Records from a dataset
┌────────

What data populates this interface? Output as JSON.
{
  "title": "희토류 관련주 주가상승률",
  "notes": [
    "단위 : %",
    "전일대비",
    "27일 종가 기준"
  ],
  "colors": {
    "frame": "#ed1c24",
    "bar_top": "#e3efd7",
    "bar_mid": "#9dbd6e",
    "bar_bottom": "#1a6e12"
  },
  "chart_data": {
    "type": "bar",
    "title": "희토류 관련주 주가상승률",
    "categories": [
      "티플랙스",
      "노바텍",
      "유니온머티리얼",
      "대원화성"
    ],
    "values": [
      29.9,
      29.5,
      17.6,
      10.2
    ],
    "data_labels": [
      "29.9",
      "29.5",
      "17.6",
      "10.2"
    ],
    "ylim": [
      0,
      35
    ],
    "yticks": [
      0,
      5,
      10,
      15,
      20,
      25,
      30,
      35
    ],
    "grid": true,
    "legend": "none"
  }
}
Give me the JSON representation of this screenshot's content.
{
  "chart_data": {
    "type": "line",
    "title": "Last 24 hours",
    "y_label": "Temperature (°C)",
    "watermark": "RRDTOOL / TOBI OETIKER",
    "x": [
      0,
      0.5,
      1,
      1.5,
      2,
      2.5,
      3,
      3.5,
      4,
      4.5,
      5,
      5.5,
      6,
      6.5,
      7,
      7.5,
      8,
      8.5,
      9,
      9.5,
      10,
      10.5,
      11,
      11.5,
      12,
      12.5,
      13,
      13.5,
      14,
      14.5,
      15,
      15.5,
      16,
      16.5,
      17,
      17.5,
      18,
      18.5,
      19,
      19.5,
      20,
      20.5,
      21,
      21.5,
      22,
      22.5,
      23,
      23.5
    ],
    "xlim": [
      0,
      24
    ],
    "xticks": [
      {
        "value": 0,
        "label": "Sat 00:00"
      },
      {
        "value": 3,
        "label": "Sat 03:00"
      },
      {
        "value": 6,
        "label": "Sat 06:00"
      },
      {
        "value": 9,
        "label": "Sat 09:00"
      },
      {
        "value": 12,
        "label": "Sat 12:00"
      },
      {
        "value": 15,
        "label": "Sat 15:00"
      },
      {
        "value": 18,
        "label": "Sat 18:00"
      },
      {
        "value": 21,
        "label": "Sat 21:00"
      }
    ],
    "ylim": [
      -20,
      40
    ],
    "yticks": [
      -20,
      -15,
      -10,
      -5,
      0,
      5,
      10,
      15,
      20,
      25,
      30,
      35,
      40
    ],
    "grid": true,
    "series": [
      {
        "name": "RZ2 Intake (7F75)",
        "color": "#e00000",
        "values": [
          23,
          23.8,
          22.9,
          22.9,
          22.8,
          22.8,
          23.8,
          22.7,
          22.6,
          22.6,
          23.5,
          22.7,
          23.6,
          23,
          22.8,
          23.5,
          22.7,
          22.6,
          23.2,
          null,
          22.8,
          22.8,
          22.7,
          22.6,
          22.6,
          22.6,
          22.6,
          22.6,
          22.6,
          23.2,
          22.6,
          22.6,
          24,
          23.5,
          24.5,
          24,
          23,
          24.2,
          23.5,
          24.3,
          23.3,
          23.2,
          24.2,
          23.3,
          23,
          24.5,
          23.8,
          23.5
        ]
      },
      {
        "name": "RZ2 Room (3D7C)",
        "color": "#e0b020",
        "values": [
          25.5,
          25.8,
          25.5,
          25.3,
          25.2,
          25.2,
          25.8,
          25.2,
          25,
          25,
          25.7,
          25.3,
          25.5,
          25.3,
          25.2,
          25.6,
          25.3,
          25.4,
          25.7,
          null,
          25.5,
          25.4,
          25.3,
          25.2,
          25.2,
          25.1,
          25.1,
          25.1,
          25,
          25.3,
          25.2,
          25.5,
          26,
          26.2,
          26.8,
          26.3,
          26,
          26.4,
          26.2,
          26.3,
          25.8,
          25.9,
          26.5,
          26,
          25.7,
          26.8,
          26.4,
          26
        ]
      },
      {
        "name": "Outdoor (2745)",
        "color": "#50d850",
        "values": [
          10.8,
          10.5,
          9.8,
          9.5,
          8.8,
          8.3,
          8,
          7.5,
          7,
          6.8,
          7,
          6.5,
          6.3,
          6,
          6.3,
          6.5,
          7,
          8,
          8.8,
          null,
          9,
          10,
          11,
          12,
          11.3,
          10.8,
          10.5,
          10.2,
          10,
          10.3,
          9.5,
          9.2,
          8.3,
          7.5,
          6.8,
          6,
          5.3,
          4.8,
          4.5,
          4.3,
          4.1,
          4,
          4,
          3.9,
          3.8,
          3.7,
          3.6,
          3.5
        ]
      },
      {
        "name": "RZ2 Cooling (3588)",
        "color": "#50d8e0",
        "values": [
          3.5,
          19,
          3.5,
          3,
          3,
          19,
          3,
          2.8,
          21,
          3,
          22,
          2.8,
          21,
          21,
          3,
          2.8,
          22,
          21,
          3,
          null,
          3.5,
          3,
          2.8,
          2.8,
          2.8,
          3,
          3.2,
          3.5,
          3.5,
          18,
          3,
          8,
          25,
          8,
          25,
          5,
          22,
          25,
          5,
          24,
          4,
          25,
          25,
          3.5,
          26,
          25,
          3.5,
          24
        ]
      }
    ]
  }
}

└────────

▶ _EXERCISE PROMPT_
The records above are to be repeated exactly, in their entirety.

▶ _ANSWER TO THE TASK_
What data populates this interface? Output as JSON.
{
  "title": "희토류 관련주 주가상승률",
  "notes": [
    "단위 : %",
    "전일대비",
    "27일 종가 기준"
  ],
  "colors": {
    "frame": "#ed1c24",
    "bar_top": "#e3efd7",
    "bar_mid": "#9dbd6e",
    "bar_bottom": "#1a6e12"
  },
  "chart_data": {
    "type": "bar",
    "title": "희토류 관련주 주가상승률",
    "categories": [
      "티플랙스",
      "노바텍",
      "유니온머티리얼",
      "대원화성"
    ],
    "values": [
      29.9,
      29.5,
      17.6,
      10.2
    ],
    "data_labels": [
      "29.9",
      "29.5",
      "17.6",
      "10.2"
    ],
    "ylim": [
      0,
      35
    ],
    "yticks": [
      0,
      5,
      10,
      15,
      20,
      25,
      30,
      35
    ],
    "grid": true,
    "legend": "none"
  }
}
Give me the JSON representation of this screenshot's content.
{
  "chart_data": {
    "type": "line",
    "title": "Last 24 hours",
    "y_label": "Temperature (°C)",
    "watermark": "RRDTOOL / TOBI OETIKER",
    "x": [
      0,
      0.5,
      1,
      1.5,
      2,
      2.5,
      3,
      3.5,
      4,
      4.5,
      5,
      5.5,
      6,
      6.5,
      7,
      7.5,
      8,
      8.5,
      9,
      9.5,
      10,
      10.5,
      11,
      11.5,
      12,
      12.5,
      13,
      13.5,
      14,
      14.5,
      15,
      15.5,
      16,
      16.5,
      17,
      17.5,
      18,
      18.5,
      19,
      19.5,
      20,
      20.5,
      21,
      21.5,
      22,
      22.5,
      23,
      23.5
    ],
    "xlim": [
      0,
      24
    ],
    "xticks": [
      {
        "value": 0,
        "label": "Sat 00:00"
      },
      {
        "value": 3,
        "label": "Sat 03:00"
      },
      {
        "value": 6,
        "label": "Sat 06:00"
      },
      {
        "value": 9,
        "label": "Sat 09:00"
      },
      {
        "value": 12,
        "label": "Sat 12:00"
      },
      {
        "value": 15,
        "label": "Sat 15:00"
      },
      {
        "value": 18,
        "label": "Sat 18:00"
      },
      {
        "value": 21,
        "label": "Sat 21:00"
      }
    ],
    "ylim": [
      -20,
      40
    ],
    "yticks": [
      -20,
      -15,
      -10,
      -5,
      0,
      5,
      10,
      15,
      20,
      25,
      30,
      35,
      40
    ],
    "grid": true,
    "series": [
      {
        "name": "RZ2 Intake (7F75)",
        "color": "#e00000",
        "values": [
          23,
          23.8,
          22.9,
          22.9,
          22.8,
          22.8,
          23.8,
          22.7,
          22.6,
          22.6,
          23.5,
          22.7,
          23.6,
          23,
          22.8,
          23.5,
          22.7,
          22.6,
          23.2,
          null,
          22.8,
          22.8,
          22.7,
          22.6,
          22.6,
          22.6,
          22.6,
          22.6,
          22.6,
          23.2,
          22.6,
          22.6,
          24,
          23.5,
          24.5,
          24,
          23,
          24.2,
          23.5,
          24.3,
          23.3,
          23.2,
          24.2,
          23.3,
          23,
          24.5,
          23.8,
          23.5
        ]
      },
      {
        "name": "RZ2 Room (3D7C)",
        "color": "#e0b020",
        "values": [
          25.5,
          25.8,
          25.5,
          25.3,
          25.2,
          25.2,
          25.8,
          25.2,
          25,
          25,
          25.7,
          25.3,
          25.5,
          25.3,
          25.2,
          25.6,
          25.3,
          25.4,
          25.7,
          null,
          25.5,
          25.4,
          25.3,
          25.2,
          25.2,
          25.1,
          25.1,
          25.1,
          25,
          25.3,
          25.2,
          25.5,
          26,
          26.2,
          26.8,
          26.3,
          26,
          26.4,
          26.2,
          26.3,
          25.8,
          25.9,
          26.5,
          26,
          25.7,
          26.8,
          26.4,
          26
        ]
      },
      {
        "name": "Outdoor (2745)",
        "color": "#50d850",
        "values": [
          10.8,
          10.5,
          9.8,
          9.5,
          8.8,
          8.3,
          8,
          7.5,
          7,
          6.8,
          7,
          6.5,
          6.3,
          6,
          6.3,
          6.5,
          7,
          8,
          8.8,
          null,
          9,
          10,
          11,
          12,
          11.3,
          10.8,
          10.5,
          10.2,
          10,
          10.3,
          9.5,
          9.2,
          8.3,
          7.5,
          6.8,
          6,
          5.3,
          4.8,
          4.5,
          4.3,
          4.1,
          4,
          4,
          3.9,
          3.8,
          3.7,
          3.6,
          3.5
        ]
      },
      {
        "name": "RZ2 Cooling (3588)",
        "color": "#50d8e0",
        "values": [
          3.5,
          19,
          3.5,
          3,
          3,
          19,
          3,
          2.8,
          21,
          3,
          22,
          2.8,
          21,
          21,
          3,
          2.8,
          22,
          21,
          3,
          null,
          3.5,
          3,
          2.8,
          2.8,
          2.8,
          3,
          3.2,
          3.5,
          3.5,
          18,
          3,
          8,
          25,
          8,
          25,
          5,
          22,
          25,
          5,
          24,
          4,
          25,
          25,
          3.5,
          26,
          25,
          3.5,
          24
        ]
      }
    ]
  }
}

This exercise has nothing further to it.